Write out the listing below in full and exactly, leaving out every picture.

* _DATA TO PROCESS_
# # # # # # #

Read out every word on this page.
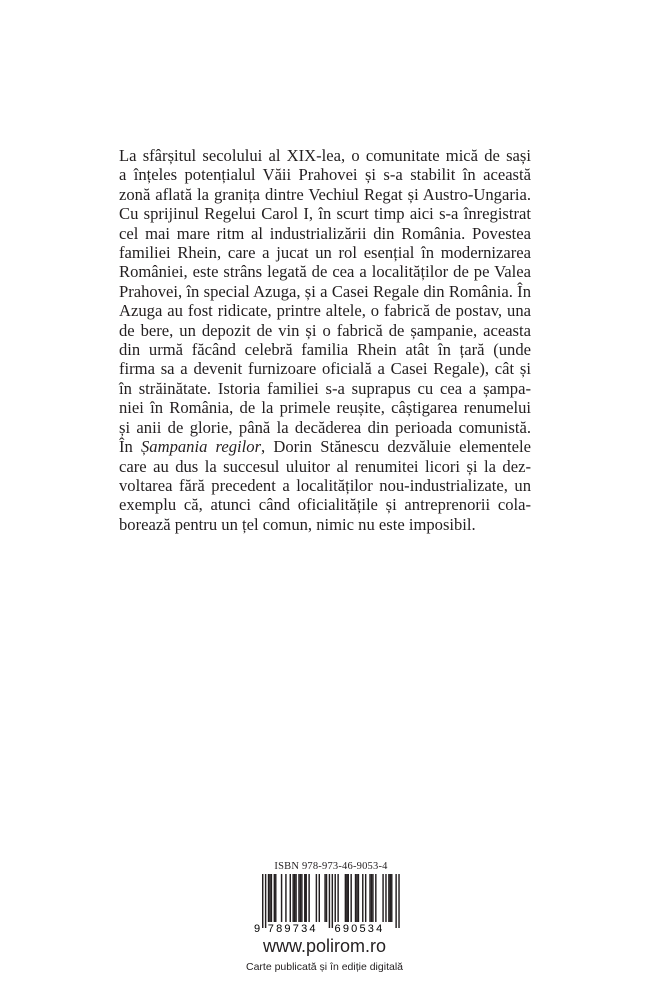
La sfârșitul secolului al XIX-lea, o comunitate mică de sași
a înțeles potențialul Văii Prahovei și s-a stabilit în această
zonă aflată la granița dintre Vechiul Regat și Austro-Ungaria.
Cu sprijinul Regelui Carol I, în scurt timp aici s-a înregistrat
cel mai mare ritm al industrializării din România. Povestea
familiei Rhein, care a jucat un rol esențial în modernizarea
României, este strâns legată de cea a localităților de pe Valea
Prahovei, în special Azuga, și a Casei Regale din România. În
Azuga au fost ridicate, printre altele, o fabrică de postav, una
de bere, un depozit de vin și o fabrică de șampanie, aceasta
din urmă făcând celebră familia Rhein atât în țară (unde
firma sa a devenit furnizoare oficială a Casei Regale), cât și
în străinătate. Istoria familiei s-a suprapus cu cea a șampa-
niei în România, de la primele reușite, câștigarea renumelui
și anii de glorie, până la decăderea din perioada comunistă.
În Șampania regilor, Dorin Stănescu dezvăluie elementele
care au dus la succesul uluitor al renumitei licori și la dez-
voltarea fără precedent a localităților nou-industrializate, un
exemplu că, atunci când oficialitățile și antreprenorii cola-
borează pentru un țel comun, nimic nu este imposibil.
ISBN 978-973-46-9053-4
9 789734 690534
www.polirom.ro
Carte publicată și în ediție digitală
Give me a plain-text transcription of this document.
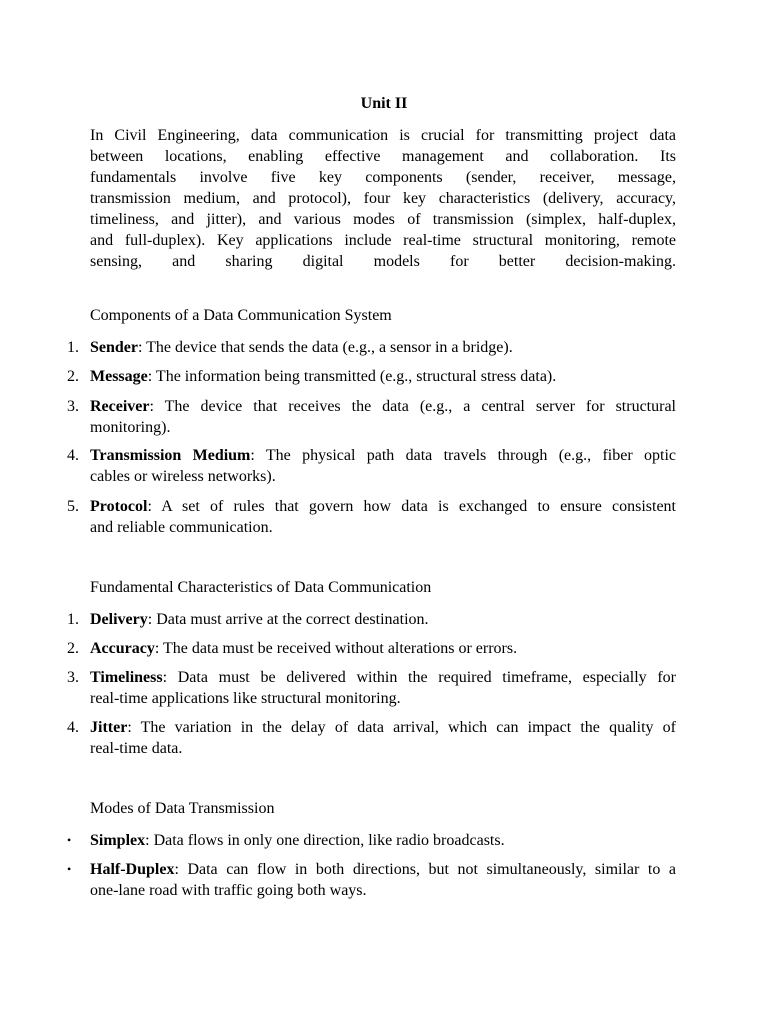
Unit II
In Civil Engineering, data communication is crucial for transmitting project data
between locations, enabling effective management and collaboration. Its
fundamentals involve five key components (sender, receiver, message,
transmission medium, and protocol), four key characteristics (delivery, accuracy,
timeliness, and jitter), and various modes of transmission (simplex, half-duplex,
and full-duplex). Key applications include real-time structural monitoring, remote
sensing, and sharing digital models for better decision-making.
Components of a Data Communication System
1. Sender: The device that sends the data (e.g., a sensor in a bridge).
2. Message: The information being transmitted (e.g., structural stress data).
3. Receiver: The device that receives the data (e.g., a central server for structural
monitoring).
4. Transmission Medium: The physical path data travels through (e.g., fiber optic
cables or wireless networks).
5. Protocol: A set of rules that govern how data is exchanged to ensure consistent
and reliable communication.
Fundamental Characteristics of Data Communication
1. Delivery: Data must arrive at the correct destination.
2. Accuracy: The data must be received without alterations or errors.
3. Timeliness: Data must be delivered within the required timeframe, especially for
real-time applications like structural monitoring.
4. Jitter: The variation in the delay of data arrival, which can impact the quality of
real-time data.
Modes of Data Transmission
•	Simplex: Data flows in only one direction, like radio broadcasts.
•	Half-Duplex: Data can flow in both directions, but not simultaneously, similar to a
one-lane road with traffic going both ways.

# # # # # # #

* _WRITTEN RESPONSE_
Read out every word on this page.
La sfârșitul secolului al XIX-lea, o comunitate mică de sași
a înțeles potențialul Văii Prahovei și s-a stabilit în această
zonă aflată la granița dintre Vechiul Regat și Austro-Ungaria.
Cu sprijinul Regelui Carol I, în scurt timp aici s-a înregistrat
cel mai mare ritm al industrializării din România. Povestea
familiei Rhein, care a jucat un rol esențial în modernizarea
României, este strâns legată de cea a localităților de pe Valea
Prahovei, în special Azuga, și a Casei Regale din România. În
Azuga au fost ridicate, printre altele, o fabrică de postav, una
de bere, un depozit de vin și o fabrică de șampanie, aceasta
din urmă făcând celebră familia Rhein atât în țară (unde
firma sa a devenit furnizoare oficială a Casei Regale), cât și
în străinătate. Istoria familiei s-a suprapus cu cea a șampa-
niei în România, de la primele reușite, câștigarea renumelui
și anii de glorie, până la decăderea din perioada comunistă.
În Șampania regilor, Dorin Stănescu dezvăluie elementele
care au dus la succesul uluitor al renumitei licori și la dez-
voltarea fără precedent a localităților nou-industrializate, un
exemplu că, atunci când oficialitățile și antreprenorii cola-
borează pentru un țel comun, nimic nu este imposibil.
ISBN 978-973-46-9053-4
9 789734 690534
www.polirom.ro
Carte publicată și în ediție digitală
Give me a plain-text transcription of this document.
Unit II
In Civil Engineering, data communication is crucial for transmitting project data
between locations, enabling effective management and collaboration. Its
fundamentals involve five key components (sender, receiver, message,
transmission medium, and protocol), four key characteristics (delivery, accuracy,
timeliness, and jitter), and various modes of transmission (simplex, half-duplex,
and full-duplex). Key applications include real-time structural monitoring, remote
sensing, and sharing digital models for better decision-making.
Components of a Data Communication System
1. Sender: The device that sends the data (e.g., a sensor in a bridge).
2. Message: The information being transmitted (e.g., structural stress data).
3. Receiver: The device that receives the data (e.g., a central server for structural
monitoring).
4. Transmission Medium: The physical path data travels through (e.g., fiber optic
cables or wireless networks).
5. Protocol: A set of rules that govern how data is exchanged to ensure consistent
and reliable communication.
Fundamental Characteristics of Data Communication
1. Delivery: Data must arrive at the correct destination.
2. Accuracy: The data must be received without alterations or errors.
3. Timeliness: Data must be delivered within the required timeframe, especially for
real-time applications like structural monitoring.
4. Jitter: The variation in the delay of data arrival, which can impact the quality of
real-time data.
Modes of Data Transmission
•	Simplex: Data flows in only one direction, like radio broadcasts.
•	Half-Duplex: Data can flow in both directions, but not simultaneously, similar to a
one-lane road with traffic going both ways.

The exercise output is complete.